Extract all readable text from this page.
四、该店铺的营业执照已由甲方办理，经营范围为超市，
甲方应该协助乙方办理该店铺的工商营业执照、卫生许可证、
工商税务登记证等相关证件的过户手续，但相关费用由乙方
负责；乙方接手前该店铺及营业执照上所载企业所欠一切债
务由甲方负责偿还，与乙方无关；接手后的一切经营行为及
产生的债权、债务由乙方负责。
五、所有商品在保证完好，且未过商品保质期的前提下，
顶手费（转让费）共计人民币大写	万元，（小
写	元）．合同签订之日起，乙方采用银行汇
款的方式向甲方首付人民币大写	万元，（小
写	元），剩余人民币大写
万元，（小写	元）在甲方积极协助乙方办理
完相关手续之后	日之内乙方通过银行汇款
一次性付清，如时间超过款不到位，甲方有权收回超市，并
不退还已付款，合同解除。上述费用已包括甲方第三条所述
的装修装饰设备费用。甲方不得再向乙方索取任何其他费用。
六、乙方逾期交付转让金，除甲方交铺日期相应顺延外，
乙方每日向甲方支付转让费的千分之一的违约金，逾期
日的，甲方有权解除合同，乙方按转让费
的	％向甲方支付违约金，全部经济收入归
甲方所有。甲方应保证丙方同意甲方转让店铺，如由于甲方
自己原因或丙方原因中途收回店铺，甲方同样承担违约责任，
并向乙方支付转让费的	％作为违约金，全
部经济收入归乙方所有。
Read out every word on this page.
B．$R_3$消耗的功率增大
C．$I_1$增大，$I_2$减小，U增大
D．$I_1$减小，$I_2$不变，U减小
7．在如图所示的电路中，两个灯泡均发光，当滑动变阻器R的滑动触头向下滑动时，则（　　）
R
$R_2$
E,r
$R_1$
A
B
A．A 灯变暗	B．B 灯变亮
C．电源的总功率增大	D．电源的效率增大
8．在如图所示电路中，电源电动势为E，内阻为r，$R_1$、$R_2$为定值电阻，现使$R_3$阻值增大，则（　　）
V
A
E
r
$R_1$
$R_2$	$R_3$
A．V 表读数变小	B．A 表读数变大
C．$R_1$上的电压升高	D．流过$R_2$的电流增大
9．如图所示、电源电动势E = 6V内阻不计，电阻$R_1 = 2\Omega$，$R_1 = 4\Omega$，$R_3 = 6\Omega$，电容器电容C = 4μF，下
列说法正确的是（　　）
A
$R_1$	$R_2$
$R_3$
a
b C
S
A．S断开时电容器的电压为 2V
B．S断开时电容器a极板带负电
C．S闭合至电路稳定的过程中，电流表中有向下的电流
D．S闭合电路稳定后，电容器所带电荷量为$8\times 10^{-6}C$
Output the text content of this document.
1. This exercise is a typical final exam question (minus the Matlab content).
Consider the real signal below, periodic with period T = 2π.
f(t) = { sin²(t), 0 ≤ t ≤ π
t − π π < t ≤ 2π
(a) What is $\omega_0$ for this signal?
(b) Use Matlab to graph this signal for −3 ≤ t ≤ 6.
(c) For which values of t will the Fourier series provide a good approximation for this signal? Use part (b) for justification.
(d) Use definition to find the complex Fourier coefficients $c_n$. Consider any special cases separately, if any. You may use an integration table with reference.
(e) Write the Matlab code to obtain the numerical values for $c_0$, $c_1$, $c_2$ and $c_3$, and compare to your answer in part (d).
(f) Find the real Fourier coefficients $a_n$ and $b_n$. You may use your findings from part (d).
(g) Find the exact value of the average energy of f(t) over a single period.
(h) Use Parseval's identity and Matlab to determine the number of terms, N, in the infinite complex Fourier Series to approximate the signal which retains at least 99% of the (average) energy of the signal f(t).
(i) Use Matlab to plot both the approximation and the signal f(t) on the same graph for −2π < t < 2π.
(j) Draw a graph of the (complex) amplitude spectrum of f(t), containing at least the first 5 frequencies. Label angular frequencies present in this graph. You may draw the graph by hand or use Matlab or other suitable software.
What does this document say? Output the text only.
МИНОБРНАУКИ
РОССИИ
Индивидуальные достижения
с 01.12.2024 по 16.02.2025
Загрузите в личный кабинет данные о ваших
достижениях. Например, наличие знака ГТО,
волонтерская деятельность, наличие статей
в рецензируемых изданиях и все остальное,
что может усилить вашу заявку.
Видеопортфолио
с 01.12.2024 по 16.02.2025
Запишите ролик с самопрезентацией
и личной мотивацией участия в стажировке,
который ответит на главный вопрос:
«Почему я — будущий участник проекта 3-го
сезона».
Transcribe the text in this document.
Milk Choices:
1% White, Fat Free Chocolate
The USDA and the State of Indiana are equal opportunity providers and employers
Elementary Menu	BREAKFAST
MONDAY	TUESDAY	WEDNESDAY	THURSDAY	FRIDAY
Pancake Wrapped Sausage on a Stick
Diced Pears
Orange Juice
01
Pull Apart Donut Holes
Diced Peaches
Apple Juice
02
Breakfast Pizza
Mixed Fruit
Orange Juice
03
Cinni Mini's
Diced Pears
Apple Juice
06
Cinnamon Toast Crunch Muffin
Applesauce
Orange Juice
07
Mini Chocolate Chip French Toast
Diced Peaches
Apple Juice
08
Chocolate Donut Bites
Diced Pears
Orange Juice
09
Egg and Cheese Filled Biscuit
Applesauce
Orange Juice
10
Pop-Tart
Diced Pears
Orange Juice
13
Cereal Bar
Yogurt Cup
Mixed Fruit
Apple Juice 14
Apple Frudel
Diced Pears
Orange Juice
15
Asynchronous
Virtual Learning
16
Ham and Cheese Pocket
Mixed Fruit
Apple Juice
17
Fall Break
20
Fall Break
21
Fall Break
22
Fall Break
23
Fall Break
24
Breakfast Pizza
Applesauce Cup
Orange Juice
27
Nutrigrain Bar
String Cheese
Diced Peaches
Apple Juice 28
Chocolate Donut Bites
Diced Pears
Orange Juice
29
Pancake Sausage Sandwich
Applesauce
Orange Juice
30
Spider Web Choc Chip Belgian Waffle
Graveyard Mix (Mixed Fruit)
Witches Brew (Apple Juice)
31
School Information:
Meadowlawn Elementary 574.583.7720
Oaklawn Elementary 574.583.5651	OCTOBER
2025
****************************************
Copy out the material word for word and line for line.

## RESPONSE:
Extract all readable text from this page.
四、该店铺的营业执照已由甲方办理，经营范围为超市，
甲方应该协助乙方办理该店铺的工商营业执照、卫生许可证、
工商税务登记证等相关证件的过户手续，但相关费用由乙方
负责；乙方接手前该店铺及营业执照上所载企业所欠一切债
务由甲方负责偿还，与乙方无关；接手后的一切经营行为及
产生的债权、债务由乙方负责。
五、所有商品在保证完好，且未过商品保质期的前提下，
顶手费（转让费）共计人民币大写	万元，（小
写	元）．合同签订之日起，乙方采用银行汇
款的方式向甲方首付人民币大写	万元，（小
写	元），剩余人民币大写
万元，（小写	元）在甲方积极协助乙方办理
完相关手续之后	日之内乙方通过银行汇款
一次性付清，如时间超过款不到位，甲方有权收回超市，并
不退还已付款，合同解除。上述费用已包括甲方第三条所述
的装修装饰设备费用。甲方不得再向乙方索取任何其他费用。
六、乙方逾期交付转让金，除甲方交铺日期相应顺延外，
乙方每日向甲方支付转让费的千分之一的违约金，逾期
日的，甲方有权解除合同，乙方按转让费
的	％向甲方支付违约金，全部经济收入归
甲方所有。甲方应保证丙方同意甲方转让店铺，如由于甲方
自己原因或丙方原因中途收回店铺，甲方同样承担违约责任，
并向乙方支付转让费的	％作为违约金，全
部经济收入归乙方所有。
Read out every word on this page.
B．$R_3$消耗的功率增大
C．$I_1$增大，$I_2$减小，U增大
D．$I_1$减小，$I_2$不变，U减小
7．在如图所示的电路中，两个灯泡均发光，当滑动变阻器R的滑动触头向下滑动时，则（　　）
R
$R_2$
E,r
$R_1$
A
B
A．A 灯变暗	B．B 灯变亮
C．电源的总功率增大	D．电源的效率增大
8．在如图所示电路中，电源电动势为E，内阻为r，$R_1$、$R_2$为定值电阻，现使$R_3$阻值增大，则（　　）
V
A
E
r
$R_1$
$R_2$	$R_3$
A．V 表读数变小	B．A 表读数变大
C．$R_1$上的电压升高	D．流过$R_2$的电流增大
9．如图所示、电源电动势E = 6V内阻不计，电阻$R_1 = 2\Omega$，$R_1 = 4\Omega$，$R_3 = 6\Omega$，电容器电容C = 4μF，下
列说法正确的是（　　）
A
$R_1$	$R_2$
$R_3$
a
b C
S
A．S断开时电容器的电压为 2V
B．S断开时电容器a极板带负电
C．S闭合至电路稳定的过程中，电流表中有向下的电流
D．S闭合电路稳定后，电容器所带电荷量为$8\times 10^{-6}C$
Output the text content of this document.
1. This exercise is a typical final exam question (minus the Matlab content).
Consider the real signal below, periodic with period T = 2π.
f(t) = { sin²(t), 0 ≤ t ≤ π
t − π π < t ≤ 2π
(a) What is $\omega_0$ for this signal?
(b) Use Matlab to graph this signal for −3 ≤ t ≤ 6.
(c) For which values of t will the Fourier series provide a good approximation for this signal? Use part (b) for justification.
(d) Use definition to find the complex Fourier coefficients $c_n$. Consider any special cases separately, if any. You may use an integration table with reference.
(e) Write the Matlab code to obtain the numerical values for $c_0$, $c_1$, $c_2$ and $c_3$, and compare to your answer in part (d).
(f) Find the real Fourier coefficients $a_n$ and $b_n$. You may use your findings from part (d).
(g) Find the exact value of the average energy of f(t) over a single period.
(h) Use Parseval's identity and Matlab to determine the number of terms, N, in the infinite complex Fourier Series to approximate the signal which retains at least 99% of the (average) energy of the signal f(t).
(i) Use Matlab to plot both the approximation and the signal f(t) on the same graph for −2π < t < 2π.
(j) Draw a graph of the (complex) amplitude spectrum of f(t), containing at least the first 5 frequencies. Label angular frequencies present in this graph. You may draw the graph by hand or use Matlab or other suitable software.
What does this document say? Output the text only.
МИНОБРНАУКИ
РОССИИ
Индивидуальные достижения
с 01.12.2024 по 16.02.2025
Загрузите в личный кабинет данные о ваших
достижениях. Например, наличие знака ГТО,
волонтерская деятельность, наличие статей
в рецензируемых изданиях и все остальное,
что может усилить вашу заявку.
Видеопортфолио
с 01.12.2024 по 16.02.2025
Запишите ролик с самопрезентацией
и личной мотивацией участия в стажировке,
который ответит на главный вопрос:
«Почему я — будущий участник проекта 3-го
сезона».
Transcribe the text in this document.
Milk Choices:
1% White, Fat Free Chocolate
The USDA and the State of Indiana are equal opportunity providers and employers
Elementary Menu	BREAKFAST
MONDAY	TUESDAY	WEDNESDAY	THURSDAY	FRIDAY
Pancake Wrapped Sausage on a Stick
Diced Pears
Orange Juice
01
Pull Apart Donut Holes
Diced Peaches
Apple Juice
02
Breakfast Pizza
Mixed Fruit
Orange Juice
03
Cinni Mini's
Diced Pears
Apple Juice
06
Cinnamon Toast Crunch Muffin
Applesauce
Orange Juice
07
Mini Chocolate Chip French Toast
Diced Peaches
Apple Juice
08
Chocolate Donut Bites
Diced Pears
Orange Juice
09
Egg and Cheese Filled Biscuit
Applesauce
Orange Juice
10
Pop-Tart
Diced Pears
Orange Juice
13
Cereal Bar
Yogurt Cup
Mixed Fruit
Apple Juice 14
Apple Frudel
Diced Pears
Orange Juice
15
Asynchronous
Virtual Learning
16
Ham and Cheese Pocket
Mixed Fruit
Apple Juice
17
Fall Break
20
Fall Break
21
Fall Break
22
Fall Break
23
Fall Break
24
Breakfast Pizza
Applesauce Cup
Orange Juice
27
Nutrigrain Bar
String Cheese
Diced Peaches
Apple Juice 28
Chocolate Donut Bites
Diced Pears
Orange Juice
29
Pancake Sausage Sandwich
Applesauce
Orange Juice
30
Spider Web Choc Chip Belgian Waffle
Graveyard Mix (Mixed Fruit)
Witches Brew (Apple Juice)
31
School Information:
Meadowlawn Elementary 574.583.7720
Oaklawn Elementary 574.583.5651	OCTOBER
2025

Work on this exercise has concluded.